- _PROVIDED ENTRIES_:
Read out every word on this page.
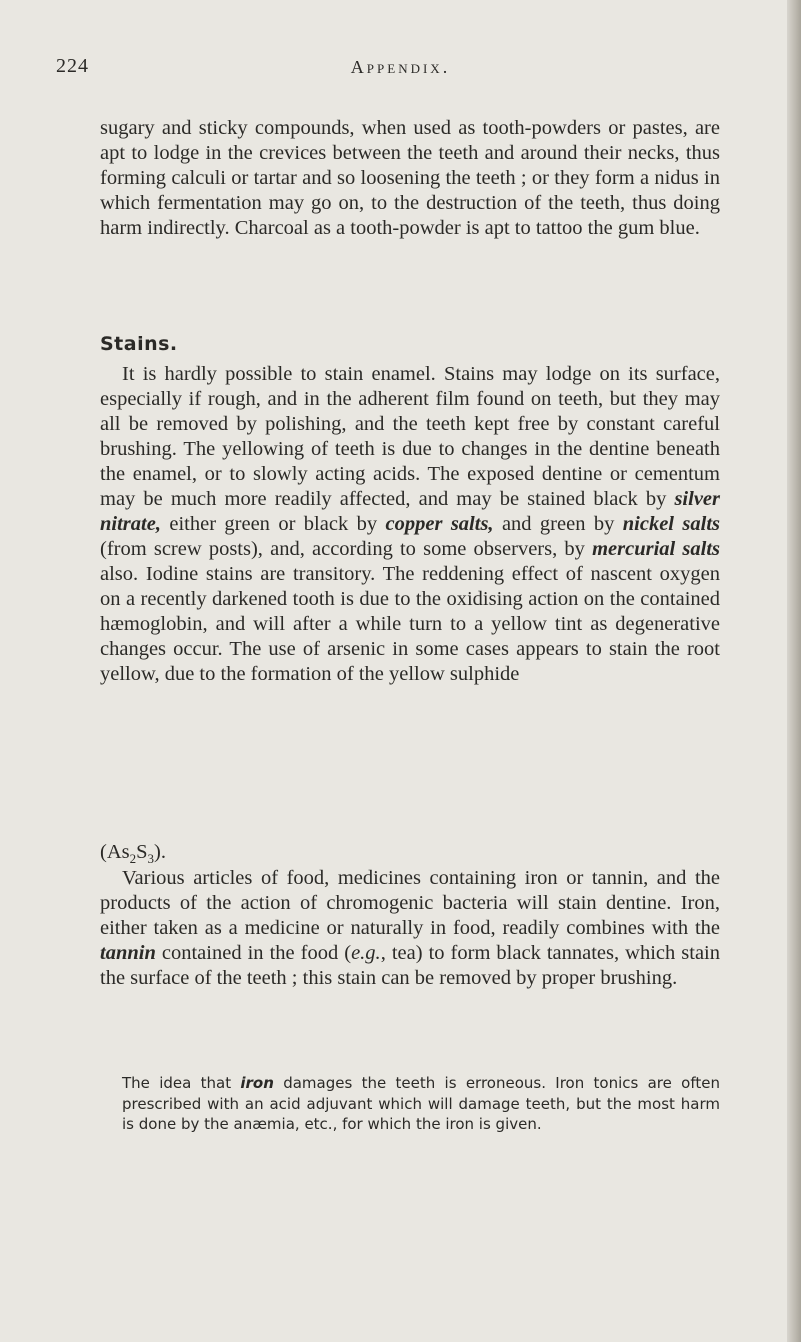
224	Appendix.

sugary and sticky compounds, when used as tooth-powders or pastes, are apt to lodge in the crevices between the teeth and around their necks, thus forming calculi or tartar and so loosening the teeth ; or they form a nidus in which fermentation may go on, to the destruction of the teeth, thus doing harm indirectly. Charcoal as a tooth-powder is apt to tattoo the gum blue.

Stains.

It is hardly possible to stain enamel. Stains may lodge on its surface, especially if rough, and in the adherent film found on teeth, but they may all be removed by polishing, and the teeth kept free by constant careful brushing. The yellowing of teeth is due to changes in the dentine beneath the enamel, or to slowly acting acids. The exposed dentine or cementum may be much more readily affected, and may be stained black by silver nitrate, either green or black by copper salts, and green by nickel salts (from screw posts), and, according to some observers, by mercurial salts also. Iodine stains are transitory. The reddening effect of nascent oxygen on a recently darkened tooth is due to the oxidising action on the contained hæmoglobin, and will after a while turn to a yellow tint as degenerative changes occur. The use of arsenic in some cases appears to stain the root yellow, due to the formation of the yellow sulphide

$(As_2S_3)$.

Various articles of food, medicines containing iron or tannin, and the products of the action of chromogenic bacteria will stain dentine. Iron, either taken as a medicine or naturally in food, readily combines with the tannin contained in the food (e.g., tea) to form black tannates, which stain the surface of the teeth ; this stain can be removed by proper brushing.

The idea that iron damages the teeth is erroneous. Iron tonics are often prescribed with an acid adjuvant which will damage teeth, but the most harm is done by the anæmia, etc., for which the iron is given.
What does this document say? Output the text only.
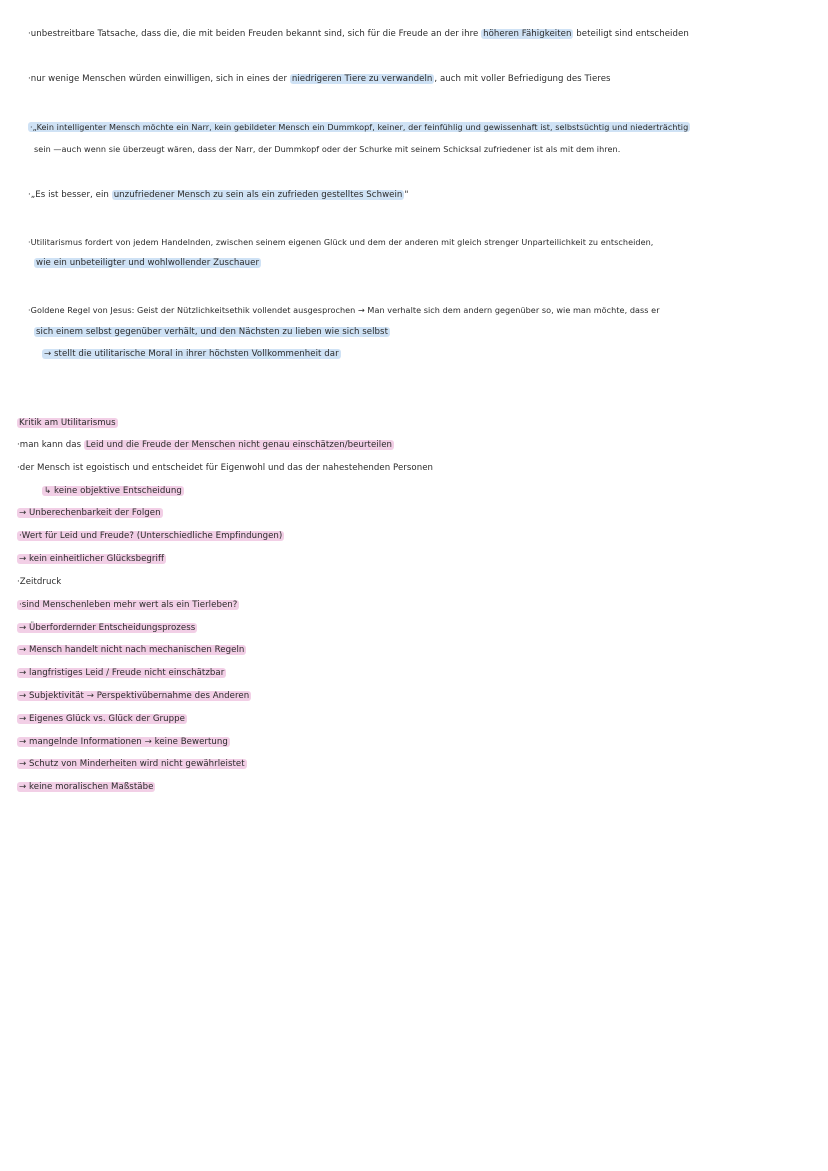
·unbestreitbare Tatsache, dass die, die mit beiden Freuden bekannt sind, sich für die Freude an der ihre höheren Fähigkeiten beteiligt sind entscheiden
·nur wenige Menschen würden einwilligen, sich in eines der niedrigeren Tiere zu verwandeln , auch mit voller Befriedigung des Tieres
·„Kein intelligenter Mensch möchte ein Narr, kein gebildeter Mensch ein Dummkopf, keiner, der feinfühlig und gewissenhaft ist, selbstsüchtig und niederträchtig
sein —auch wenn sie überzeugt wären, dass der Narr, der Dummkopf oder der Schurke mit seinem Schicksal zufriedener ist als mit dem ihren.
·„Es ist besser, ein unzufriedener Mensch zu sein als ein zufrieden gestelltes Schwein "
·Utilitarismus fordert von jedem Handelnden, zwischen seinem eigenen Glück und dem der anderen mit gleich strenger Unparteilichkeit zu entscheiden,
wie ein unbeteiligter und wohlwollender Zuschauer
·Goldene Regel von Jesus: Geist der Nützlichkeitsethik vollendet ausgesprochen → Man verhalte sich dem andern gegenüber so, wie man möchte, dass er
sich einem selbst gegenüber verhält, und den Nächsten zu lieben wie sich selbst
→ stellt die utilitarische Moral in ihrer höchsten Vollkommenheit dar
Kritik am Utilitarismus
·man kann das Leid und die Freude der Menschen nicht genau einschätzen/beurteilen
·der Mensch ist egoistisch und entscheidet für Eigenwohl und das der nahestehenden Personen
↳ keine objektive Entscheidung
→ Unberechenbarkeit der Folgen
·Wert für Leid und Freude? (Unterschiedliche Empfindungen)
→ kein einheitlicher Glücksbegriff
·Zeitdruck
·sind Menschenleben mehr wert als ein Tierleben?
→ Überfordernder Entscheidungsprozess
→ Mensch handelt nicht nach mechanischen Regeln
→ langfristiges Leid / Freude nicht einschätzbar
→ Subjektivität → Perspektivübernahme des Anderen
→ Eigenes Glück vs. Glück der Gruppe
→ mangelnde Informationen → keine Bewertung
→ Schutz von Minderheiten wird nicht gewährleistet
→ keine moralischen Maßstäbe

- _TASK INSTRUCTIONS_:
For the listing above, state how many lines hold the string "with", giving the number alone.

- _COMPLETED TASK_:
2